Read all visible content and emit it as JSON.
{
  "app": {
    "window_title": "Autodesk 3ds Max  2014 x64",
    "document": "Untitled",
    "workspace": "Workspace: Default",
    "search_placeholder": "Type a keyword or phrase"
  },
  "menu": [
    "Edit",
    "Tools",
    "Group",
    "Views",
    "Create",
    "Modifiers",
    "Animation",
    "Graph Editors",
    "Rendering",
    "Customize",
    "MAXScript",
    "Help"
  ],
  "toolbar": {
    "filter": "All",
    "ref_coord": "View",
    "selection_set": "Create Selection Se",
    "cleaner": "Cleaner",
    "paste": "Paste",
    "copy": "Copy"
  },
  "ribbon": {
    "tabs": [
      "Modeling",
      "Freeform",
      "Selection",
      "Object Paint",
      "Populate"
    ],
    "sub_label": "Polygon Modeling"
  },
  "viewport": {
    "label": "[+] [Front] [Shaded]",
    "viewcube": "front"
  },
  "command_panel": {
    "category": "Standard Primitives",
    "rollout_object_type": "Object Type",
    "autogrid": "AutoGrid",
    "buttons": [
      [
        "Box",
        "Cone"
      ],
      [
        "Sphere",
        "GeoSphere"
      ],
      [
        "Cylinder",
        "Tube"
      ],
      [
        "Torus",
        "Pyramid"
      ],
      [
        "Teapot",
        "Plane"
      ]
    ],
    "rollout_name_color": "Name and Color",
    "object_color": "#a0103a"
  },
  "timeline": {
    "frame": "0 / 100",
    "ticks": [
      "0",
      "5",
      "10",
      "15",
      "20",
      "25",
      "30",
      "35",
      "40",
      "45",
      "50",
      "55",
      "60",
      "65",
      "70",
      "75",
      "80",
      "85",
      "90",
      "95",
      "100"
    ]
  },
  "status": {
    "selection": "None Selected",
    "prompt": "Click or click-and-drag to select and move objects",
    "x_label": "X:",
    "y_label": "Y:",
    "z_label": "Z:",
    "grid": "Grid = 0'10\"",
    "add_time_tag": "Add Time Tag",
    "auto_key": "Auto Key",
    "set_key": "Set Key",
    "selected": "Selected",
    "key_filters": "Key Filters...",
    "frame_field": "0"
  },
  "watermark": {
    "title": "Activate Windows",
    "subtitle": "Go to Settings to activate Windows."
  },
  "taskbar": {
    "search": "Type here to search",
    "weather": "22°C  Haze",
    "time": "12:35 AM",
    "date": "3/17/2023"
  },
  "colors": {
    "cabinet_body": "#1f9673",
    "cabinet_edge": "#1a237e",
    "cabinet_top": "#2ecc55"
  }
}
* * * *
Required task
The lines above should be duplicated exactly.

Complete response
Read all visible content and emit it as JSON.
{
  "app": {
    "window_title": "Autodesk 3ds Max  2014 x64",
    "document": "Untitled",
    "workspace": "Workspace: Default",
    "search_placeholder": "Type a keyword or phrase"
  },
  "menu": [
    "Edit",
    "Tools",
    "Group",
    "Views",
    "Create",
    "Modifiers",
    "Animation",
    "Graph Editors",
    "Rendering",
    "Customize",
    "MAXScript",
    "Help"
  ],
  "toolbar": {
    "filter": "All",
    "ref_coord": "View",
    "selection_set": "Create Selection Se",
    "cleaner": "Cleaner",
    "paste": "Paste",
    "copy": "Copy"
  },
  "ribbon": {
    "tabs": [
      "Modeling",
      "Freeform",
      "Selection",
      "Object Paint",
      "Populate"
    ],
    "sub_label": "Polygon Modeling"
  },
  "viewport": {
    "label": "[+] [Front] [Shaded]",
    "viewcube": "front"
  },
  "command_panel": {
    "category": "Standard Primitives",
    "rollout_object_type": "Object Type",
    "autogrid": "AutoGrid",
    "buttons": [
      [
        "Box",
        "Cone"
      ],
      [
        "Sphere",
        "GeoSphere"
      ],
      [
        "Cylinder",
        "Tube"
      ],
      [
        "Torus",
        "Pyramid"
      ],
      [
        "Teapot",
        "Plane"
      ]
    ],
    "rollout_name_color": "Name and Color",
    "object_color": "#a0103a"
  },
  "timeline": {
    "frame": "0 / 100",
    "ticks": [
      "0",
      "5",
      "10",
      "15",
      "20",
      "25",
      "30",
      "35",
      "40",
      "45",
      "50",
      "55",
      "60",
      "65",
      "70",
      "75",
      "80",
      "85",
      "90",
      "95",
      "100"
    ]
  },
  "status": {
    "selection": "None Selected",
    "prompt": "Click or click-and-drag to select and move objects",
    "x_label": "X:",
    "y_label": "Y:",
    "z_label": "Z:",
    "grid": "Grid = 0'10\"",
    "add_time_tag": "Add Time Tag",
    "auto_key": "Auto Key",
    "set_key": "Set Key",
    "selected": "Selected",
    "key_filters": "Key Filters...",
    "frame_field": "0"
  },
  "watermark": {
    "title": "Activate Windows",
    "subtitle": "Go to Settings to activate Windows."
  },
  "taskbar": {
    "search": "Type here to search",
    "weather": "22°C  Haze",
    "time": "12:35 AM",
    "date": "3/17/2023"
  },
  "colors": {
    "cabinet_body": "#1f9673",
    "cabinet_edge": "#1a237e",
    "cabinet_top": "#2ecc55"
  }
}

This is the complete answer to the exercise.